» **Given request**
Copy out word for word only the lines of the records that begin at the line containing "empty-intersection[interactable] [255, 186, 278, 209]" and end after the line containing "empty-intersection[interactable] [393, 186, 416, 209]".

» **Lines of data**
* * * * * * * * *

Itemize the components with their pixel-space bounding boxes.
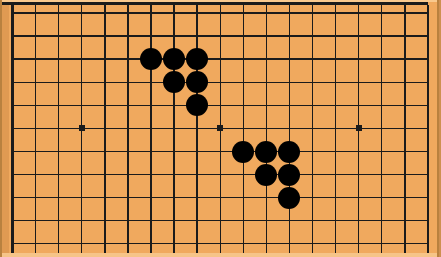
empty-intersection[interactable] [255, 186, 278, 209]
intersection-grid: ●●●●●●●●●●●● [1, 2, 439, 256]
empty-intersection[interactable] [416, 25, 439, 48]
empty-intersection[interactable] [70, 209, 93, 232]
empty-intersection[interactable] [393, 186, 416, 209]
empty-intersection[interactable] [209, 94, 232, 117]
empty-intersection[interactable] [324, 94, 347, 117]
empty-intersection[interactable] [93, 232, 116, 255]
empty-intersection[interactable] [24, 71, 47, 94]
empty-intersection[interactable] [116, 2, 139, 25]
empty-intersection[interactable] [47, 117, 70, 140]
empty-intersection[interactable] [278, 117, 301, 140]
empty-intersection[interactable] [1, 140, 24, 163]
empty-intersection[interactable] [163, 186, 186, 209]
black-stone: ● [278, 164, 300, 186]
empty-intersection[interactable] [186, 25, 209, 48]
black-stone-intersection[interactable]: ● [163, 48, 186, 71]
empty-intersection[interactable] [163, 94, 186, 117]
empty-intersection[interactable] [324, 71, 347, 94]
empty-intersection[interactable] [416, 2, 439, 25]
empty-intersection[interactable] [1, 71, 24, 94]
black-stone-intersection[interactable]: ● [186, 94, 209, 117]
empty-intersection[interactable] [163, 117, 186, 140]
empty-intersection[interactable] [347, 140, 370, 163]
empty-intersection[interactable] [93, 71, 116, 94]
empty-intersection[interactable] [24, 25, 47, 48]
empty-intersection[interactable] [416, 163, 439, 186]
empty-intersection[interactable] [370, 140, 393, 163]
empty-intersection[interactable] [370, 71, 393, 94]
empty-intersection[interactable] [416, 48, 439, 71]
empty-intersection[interactable] [301, 140, 324, 163]
empty-intersection[interactable] [93, 117, 116, 140]
empty-intersection[interactable] [278, 25, 301, 48]
empty-intersection[interactable] [163, 209, 186, 232]
empty-intersection[interactable] [139, 140, 162, 163]
black-stone: ● [140, 48, 162, 70]
empty-intersection[interactable] [1, 163, 24, 186]
empty-intersection[interactable] [116, 140, 139, 163]
empty-intersection[interactable] [393, 25, 416, 48]
empty-intersection[interactable] [186, 232, 209, 255]
empty-intersection[interactable] [139, 71, 162, 94]
black-stone-intersection[interactable]: ● [186, 71, 209, 94]
empty-intersection[interactable] [255, 94, 278, 117]
black-stone: ● [186, 71, 208, 93]
empty-intersection[interactable] [255, 117, 278, 140]
black-stone-intersection[interactable]: ● [186, 48, 209, 71]
empty-intersection[interactable] [370, 163, 393, 186]
empty-intersection[interactable] [209, 48, 232, 71]
empty-intersection[interactable] [139, 2, 162, 25]
empty-intersection[interactable] [232, 25, 255, 48]
empty-intersection[interactable] [301, 232, 324, 255]
empty-intersection[interactable] [139, 25, 162, 48]
black-stone-intersection[interactable]: ● [255, 140, 278, 163]
empty-intersection[interactable] [1, 232, 24, 255]
empty-intersection[interactable] [70, 71, 93, 94]
empty-intersection[interactable] [301, 25, 324, 48]
empty-intersection[interactable] [70, 25, 93, 48]
empty-intersection[interactable] [370, 25, 393, 48]
empty-intersection[interactable] [301, 209, 324, 232]
empty-intersection[interactable] [324, 163, 347, 186]
empty-intersection[interactable] [416, 94, 439, 117]
empty-intersection[interactable] [209, 163, 232, 186]
empty-intersection[interactable] [24, 163, 47, 186]
empty-intersection[interactable] [393, 71, 416, 94]
black-stone-intersection[interactable]: ● [278, 163, 301, 186]
empty-intersection[interactable] [24, 209, 47, 232]
empty-intersection[interactable] [116, 163, 139, 186]
empty-intersection[interactable] [255, 71, 278, 94]
empty-intersection[interactable] [232, 2, 255, 25]
star-point-intersection[interactable] [70, 117, 93, 140]
empty-intersection[interactable] [1, 186, 24, 209]
empty-intersection[interactable] [370, 232, 393, 255]
empty-intersection[interactable] [232, 186, 255, 209]
empty-intersection[interactable] [324, 232, 347, 255]
empty-intersection[interactable] [347, 2, 370, 25]
empty-intersection[interactable] [47, 209, 70, 232]
empty-intersection[interactable] [347, 186, 370, 209]
empty-intersection[interactable] [301, 186, 324, 209]
empty-intersection[interactable] [324, 209, 347, 232]
empty-intersection[interactable] [116, 117, 139, 140]
empty-intersection[interactable] [255, 2, 278, 25]
empty-intersection[interactable] [278, 209, 301, 232]
empty-intersection[interactable] [232, 232, 255, 255]
empty-intersection[interactable] [416, 232, 439, 255]
empty-intersection[interactable] [24, 2, 47, 25]
black-stone-intersection[interactable]: ● [232, 140, 255, 163]
empty-intersection[interactable] [47, 140, 70, 163]
empty-intersection[interactable] [232, 71, 255, 94]
empty-intersection[interactable] [186, 163, 209, 186]
empty-intersection[interactable] [1, 209, 24, 232]
empty-intersection[interactable] [70, 163, 93, 186]
empty-intersection[interactable] [255, 25, 278, 48]
empty-intersection[interactable] [209, 232, 232, 255]
empty-intersection[interactable] [47, 163, 70, 186]
empty-intersection[interactable] [301, 2, 324, 25]
empty-intersection[interactable] [255, 48, 278, 71]
black-stone: ● [278, 141, 300, 163]
empty-intersection[interactable] [1, 2, 24, 25]
empty-intersection[interactable] [93, 2, 116, 25]
empty-intersection[interactable] [163, 140, 186, 163]
empty-intersection[interactable] [93, 140, 116, 163]
empty-intersection[interactable] [47, 232, 70, 255]
empty-intersection[interactable] [278, 232, 301, 255]
empty-intersection[interactable] [324, 25, 347, 48]
empty-intersection[interactable] [209, 140, 232, 163]
black-stone: ● [163, 71, 185, 93]
empty-intersection[interactable] [393, 117, 416, 140]
empty-intersection[interactable] [47, 186, 70, 209]
empty-intersection[interactable] [139, 232, 162, 255]
empty-intersection[interactable] [278, 2, 301, 25]
empty-intersection[interactable] [209, 2, 232, 25]
empty-intersection[interactable] [139, 209, 162, 232]
empty-intersection[interactable] [324, 186, 347, 209]
empty-intersection[interactable] [209, 186, 232, 209]
empty-intersection[interactable] [301, 94, 324, 117]
empty-intersection[interactable] [209, 71, 232, 94]
black-stone-intersection[interactable]: ● [163, 71, 186, 94]
empty-intersection[interactable] [47, 94, 70, 117]
empty-intersection[interactable] [139, 186, 162, 209]
black-stone-intersection[interactable]: ● [278, 140, 301, 163]
empty-intersection[interactable] [347, 163, 370, 186]
empty-intersection[interactable] [232, 94, 255, 117]
empty-intersection[interactable] [255, 209, 278, 232]
empty-intersection[interactable] [324, 140, 347, 163]
empty-intersection[interactable] [347, 232, 370, 255]
empty-intersection[interactable] [301, 163, 324, 186]
empty-intersection[interactable] [232, 209, 255, 232]
empty-intersection[interactable] [370, 186, 393, 209]
star-point [356, 125, 362, 131]
black-stone: ● [278, 187, 300, 209]
empty-intersection[interactable] [47, 2, 70, 25]
empty-intersection[interactable] [209, 209, 232, 232]
empty-intersection[interactable] [116, 232, 139, 255]
empty-intersection[interactable] [232, 117, 255, 140]
empty-intersection[interactable] [70, 140, 93, 163]
empty-intersection[interactable] [416, 186, 439, 209]
empty-intersection[interactable] [186, 186, 209, 209]
empty-intersection[interactable] [347, 94, 370, 117]
empty-intersection[interactable] [301, 117, 324, 140]
empty-intersection[interactable] [70, 94, 93, 117]
empty-intersection[interactable] [393, 94, 416, 117]
empty-intersection[interactable] [163, 232, 186, 255]
empty-intersection[interactable] [24, 94, 47, 117]
empty-intersection[interactable] [370, 209, 393, 232]
empty-intersection[interactable] [301, 71, 324, 94]
empty-intersection[interactable] [24, 232, 47, 255]
empty-intersection[interactable] [393, 232, 416, 255]
star-point-intersection[interactable] [209, 117, 232, 140]
black-stone: ● [255, 164, 277, 186]
empty-intersection[interactable] [70, 2, 93, 25]
empty-intersection[interactable] [1, 25, 24, 48]
black-stone: ● [163, 48, 185, 70]
empty-intersection[interactable] [24, 117, 47, 140]
empty-intersection[interactable] [393, 163, 416, 186]
empty-intersection[interactable] [1, 117, 24, 140]
empty-intersection[interactable] [370, 117, 393, 140]
empty-intersection[interactable] [24, 48, 47, 71]
empty-intersection[interactable] [324, 2, 347, 25]
empty-intersection[interactable] [70, 232, 93, 255]
empty-intersection[interactable] [24, 186, 47, 209]
empty-intersection[interactable] [301, 48, 324, 71]
empty-intersection[interactable] [70, 186, 93, 209]
empty-intersection[interactable] [232, 48, 255, 71]
black-stone: ● [232, 141, 254, 163]
empty-intersection[interactable] [370, 48, 393, 71]
empty-intersection[interactable] [393, 209, 416, 232]
empty-intersection[interactable] [116, 48, 139, 71]
empty-intersection[interactable] [139, 94, 162, 117]
black-stone-intersection[interactable]: ● [255, 163, 278, 186]
empty-intersection[interactable] [47, 25, 70, 48]
empty-intersection[interactable] [116, 209, 139, 232]
empty-intersection[interactable] [93, 25, 116, 48]
black-stone: ● [186, 48, 208, 70]
empty-intersection[interactable] [1, 94, 24, 117]
empty-intersection[interactable] [416, 140, 439, 163]
black-stone: ● [255, 141, 277, 163]
empty-intersection[interactable] [347, 71, 370, 94]
empty-intersection[interactable] [47, 48, 70, 71]
empty-intersection[interactable] [186, 209, 209, 232]
empty-intersection[interactable] [347, 25, 370, 48]
empty-intersection[interactable] [370, 2, 393, 25]
empty-intersection[interactable] [347, 209, 370, 232]
empty-intersection[interactable] [70, 48, 93, 71]
empty-intersection[interactable] [93, 48, 116, 71]
empty-intersection[interactable] [1, 48, 24, 71]
empty-intersection[interactable] [416, 71, 439, 94]
empty-intersection[interactable] [163, 2, 186, 25]
empty-intersection[interactable] [47, 71, 70, 94]
empty-intersection[interactable] [324, 48, 347, 71]
empty-intersection[interactable] [232, 163, 255, 186]
empty-intersection[interactable] [116, 94, 139, 117]
empty-intersection[interactable] [186, 2, 209, 25]
star-point [79, 125, 85, 131]
empty-intersection[interactable] [24, 140, 47, 163]
empty-intersection[interactable] [393, 140, 416, 163]
star-point [217, 125, 223, 131]
empty-intersection[interactable] [163, 163, 186, 186]
black-stone-intersection[interactable]: ● [278, 186, 301, 209]
empty-intersection[interactable] [186, 140, 209, 163]
empty-intersection[interactable] [93, 94, 116, 117]
empty-intersection[interactable] [393, 48, 416, 71]
black-stone-intersection[interactable]: ● [139, 48, 162, 71]
empty-intersection[interactable] [139, 117, 162, 140]
empty-intersection[interactable] [278, 71, 301, 94]
empty-intersection[interactable] [139, 163, 162, 186]
empty-intersection[interactable] [186, 117, 209, 140]
empty-intersection[interactable] [416, 209, 439, 232]
empty-intersection[interactable] [416, 117, 439, 140]
empty-intersection[interactable] [116, 71, 139, 94]
empty-intersection[interactable] [116, 25, 139, 48]
star-point-intersection[interactable] [347, 117, 370, 140]
black-stone: ● [186, 94, 208, 116]
empty-intersection[interactable] [324, 117, 347, 140]
empty-intersection[interactable] [347, 48, 370, 71]
empty-intersection[interactable] [209, 25, 232, 48]
empty-intersection[interactable] [278, 48, 301, 71]
empty-intersection[interactable] [393, 2, 416, 25]
empty-intersection[interactable] [93, 209, 116, 232]
empty-intersection[interactable] [116, 186, 139, 209]
empty-intersection[interactable] [163, 25, 186, 48]
empty-intersection[interactable] [255, 232, 278, 255]
empty-intersection[interactable] [93, 186, 116, 209]
empty-intersection[interactable] [370, 94, 393, 117]
empty-intersection[interactable] [93, 163, 116, 186]
go-board-diagram: ●●●●●●●●●●●● [0, 0, 441, 257]
empty-intersection[interactable] [278, 94, 301, 117]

* * * * * * * * *

» **Reply**
empty-intersection[interactable] [255, 186, 278, 209]
intersection-grid: ●●●●●●●●●●●● [1, 2, 439, 256]
empty-intersection[interactable] [416, 25, 439, 48]
empty-intersection[interactable] [70, 209, 93, 232]
empty-intersection[interactable] [393, 186, 416, 209]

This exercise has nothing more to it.